Extract the lines that carry the string "color" from the listing.
Start Data shown
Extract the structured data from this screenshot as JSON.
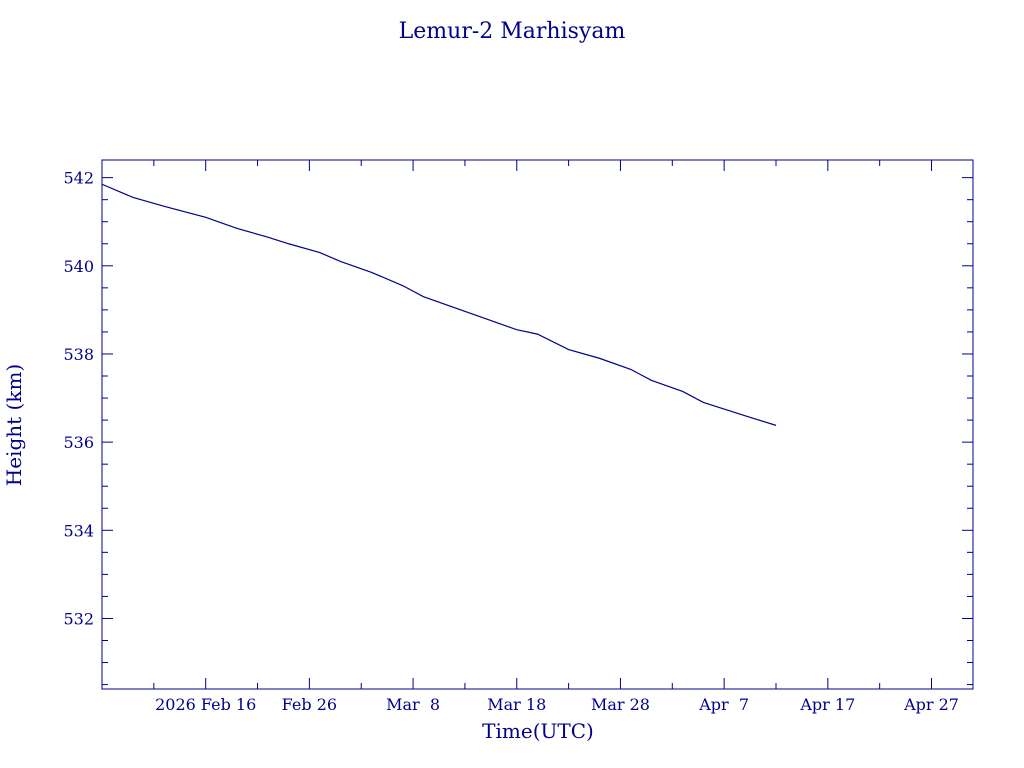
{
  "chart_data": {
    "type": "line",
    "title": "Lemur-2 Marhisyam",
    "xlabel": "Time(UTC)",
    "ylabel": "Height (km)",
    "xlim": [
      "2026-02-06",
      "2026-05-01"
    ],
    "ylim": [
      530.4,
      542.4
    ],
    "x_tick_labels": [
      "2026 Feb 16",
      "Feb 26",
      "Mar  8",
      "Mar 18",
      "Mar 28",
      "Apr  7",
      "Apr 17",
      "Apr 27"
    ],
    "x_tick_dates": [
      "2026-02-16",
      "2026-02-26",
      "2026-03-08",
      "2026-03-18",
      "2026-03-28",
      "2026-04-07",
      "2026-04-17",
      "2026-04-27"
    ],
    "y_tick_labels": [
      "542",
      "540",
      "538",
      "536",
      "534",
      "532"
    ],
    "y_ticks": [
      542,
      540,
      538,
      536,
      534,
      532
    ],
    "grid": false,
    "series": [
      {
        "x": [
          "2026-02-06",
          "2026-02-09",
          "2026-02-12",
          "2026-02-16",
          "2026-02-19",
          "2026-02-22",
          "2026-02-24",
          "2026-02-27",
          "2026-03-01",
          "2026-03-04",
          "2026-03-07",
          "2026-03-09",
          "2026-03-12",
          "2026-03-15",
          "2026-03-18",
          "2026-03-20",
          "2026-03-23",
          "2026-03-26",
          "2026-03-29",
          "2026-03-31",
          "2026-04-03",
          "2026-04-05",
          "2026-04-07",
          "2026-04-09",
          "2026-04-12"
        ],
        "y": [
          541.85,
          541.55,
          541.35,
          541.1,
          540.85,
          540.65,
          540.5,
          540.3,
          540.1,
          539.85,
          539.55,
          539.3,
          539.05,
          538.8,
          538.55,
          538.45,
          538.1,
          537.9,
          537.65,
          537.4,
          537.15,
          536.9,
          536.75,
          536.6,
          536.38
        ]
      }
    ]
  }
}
End Data shown
Start Data shown
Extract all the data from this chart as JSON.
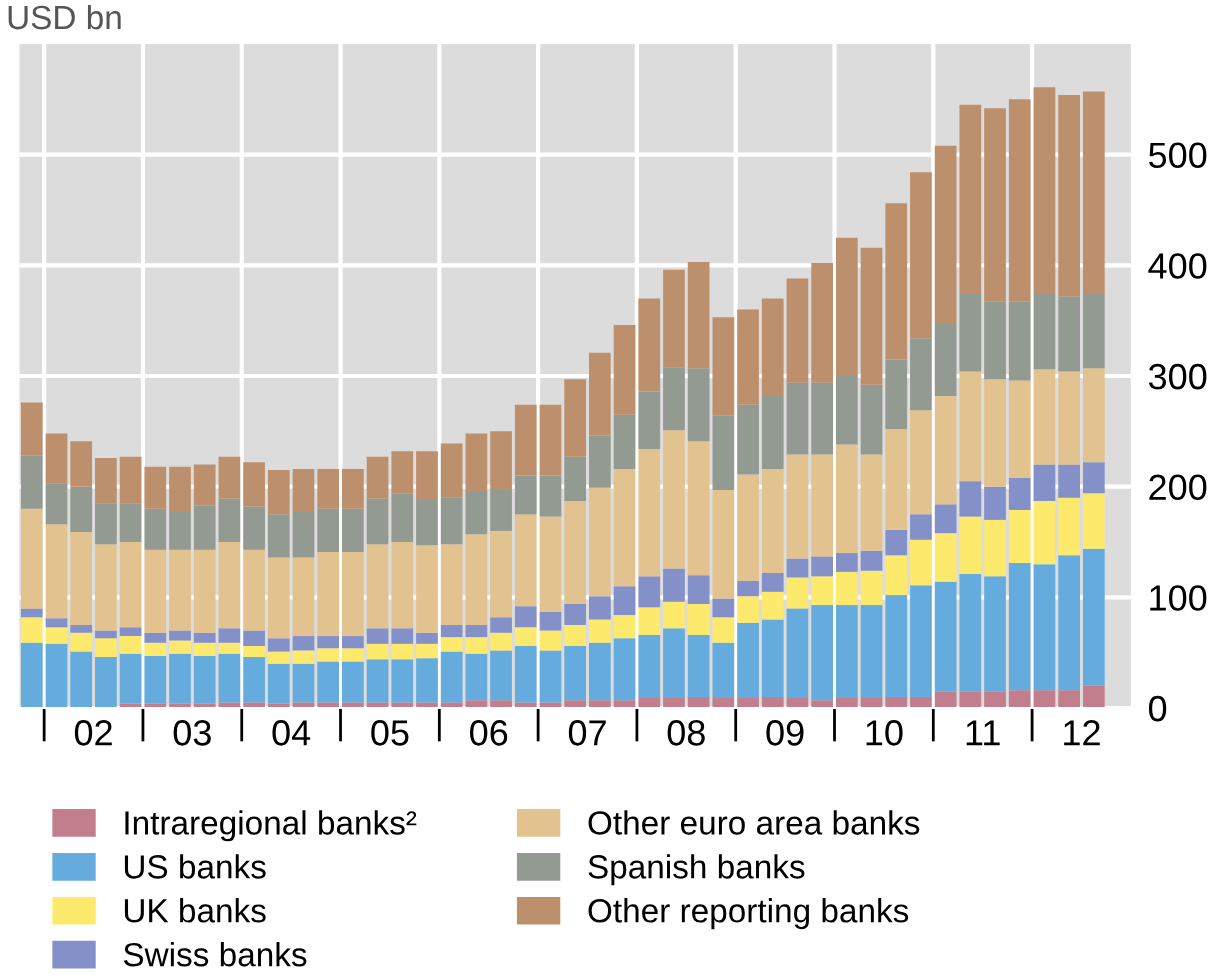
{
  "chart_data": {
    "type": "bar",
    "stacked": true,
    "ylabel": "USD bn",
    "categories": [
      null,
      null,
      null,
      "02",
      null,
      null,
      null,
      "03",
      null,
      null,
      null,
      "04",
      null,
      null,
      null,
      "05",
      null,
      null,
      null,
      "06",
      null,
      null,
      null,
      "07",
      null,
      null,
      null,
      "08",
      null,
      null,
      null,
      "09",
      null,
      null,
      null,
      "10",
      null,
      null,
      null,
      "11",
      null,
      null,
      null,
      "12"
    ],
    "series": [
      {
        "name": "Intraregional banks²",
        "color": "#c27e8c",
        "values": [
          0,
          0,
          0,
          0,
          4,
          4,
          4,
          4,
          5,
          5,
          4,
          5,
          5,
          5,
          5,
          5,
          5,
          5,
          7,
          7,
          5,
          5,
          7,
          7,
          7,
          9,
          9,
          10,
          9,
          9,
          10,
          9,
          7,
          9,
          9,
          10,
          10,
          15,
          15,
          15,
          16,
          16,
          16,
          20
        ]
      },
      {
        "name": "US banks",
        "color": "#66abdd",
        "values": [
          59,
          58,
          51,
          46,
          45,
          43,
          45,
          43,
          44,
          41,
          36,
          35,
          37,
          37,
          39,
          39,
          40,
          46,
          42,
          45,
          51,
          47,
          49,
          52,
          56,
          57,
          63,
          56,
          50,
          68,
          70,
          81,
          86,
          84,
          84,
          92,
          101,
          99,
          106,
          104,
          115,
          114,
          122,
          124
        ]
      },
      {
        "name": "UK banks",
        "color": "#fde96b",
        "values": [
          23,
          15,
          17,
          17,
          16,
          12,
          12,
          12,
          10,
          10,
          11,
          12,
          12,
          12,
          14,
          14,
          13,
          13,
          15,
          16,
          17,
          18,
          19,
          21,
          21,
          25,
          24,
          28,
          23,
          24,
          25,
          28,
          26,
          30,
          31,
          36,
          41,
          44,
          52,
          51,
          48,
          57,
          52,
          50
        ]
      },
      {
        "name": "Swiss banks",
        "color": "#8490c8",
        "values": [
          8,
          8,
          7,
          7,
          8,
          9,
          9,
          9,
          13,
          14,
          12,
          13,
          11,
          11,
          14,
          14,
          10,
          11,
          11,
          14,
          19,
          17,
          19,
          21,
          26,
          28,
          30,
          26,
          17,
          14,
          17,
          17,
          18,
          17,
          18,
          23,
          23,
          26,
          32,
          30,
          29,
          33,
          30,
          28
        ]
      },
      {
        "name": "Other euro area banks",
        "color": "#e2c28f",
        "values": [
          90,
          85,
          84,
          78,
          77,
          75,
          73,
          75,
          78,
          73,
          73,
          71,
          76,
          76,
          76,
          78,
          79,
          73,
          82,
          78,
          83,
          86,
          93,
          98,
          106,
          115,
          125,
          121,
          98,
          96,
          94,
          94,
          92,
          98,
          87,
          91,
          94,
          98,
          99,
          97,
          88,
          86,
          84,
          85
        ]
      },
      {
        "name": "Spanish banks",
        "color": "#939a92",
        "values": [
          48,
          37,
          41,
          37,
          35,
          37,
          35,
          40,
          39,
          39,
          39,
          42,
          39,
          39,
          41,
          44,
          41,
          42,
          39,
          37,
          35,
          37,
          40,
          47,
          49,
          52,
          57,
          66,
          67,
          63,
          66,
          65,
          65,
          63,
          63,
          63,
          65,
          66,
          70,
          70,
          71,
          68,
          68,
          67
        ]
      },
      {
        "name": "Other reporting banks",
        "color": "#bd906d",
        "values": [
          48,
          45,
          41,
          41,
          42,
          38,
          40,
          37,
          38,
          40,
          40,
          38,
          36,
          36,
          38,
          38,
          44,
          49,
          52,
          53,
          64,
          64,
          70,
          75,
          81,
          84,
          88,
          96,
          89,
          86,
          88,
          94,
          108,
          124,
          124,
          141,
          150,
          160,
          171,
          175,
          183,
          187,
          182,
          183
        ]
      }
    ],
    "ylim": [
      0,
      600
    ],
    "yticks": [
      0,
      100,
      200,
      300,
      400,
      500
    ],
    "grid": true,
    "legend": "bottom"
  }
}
End Data shown
Result for this exercise:
        "color": "#c27e8c",
        "color": "#66abdd",
        "color": "#fde96b",
        "color": "#8490c8",
        "color": "#e2c28f",
        "color": "#939a92",
        "color": "#bd906d",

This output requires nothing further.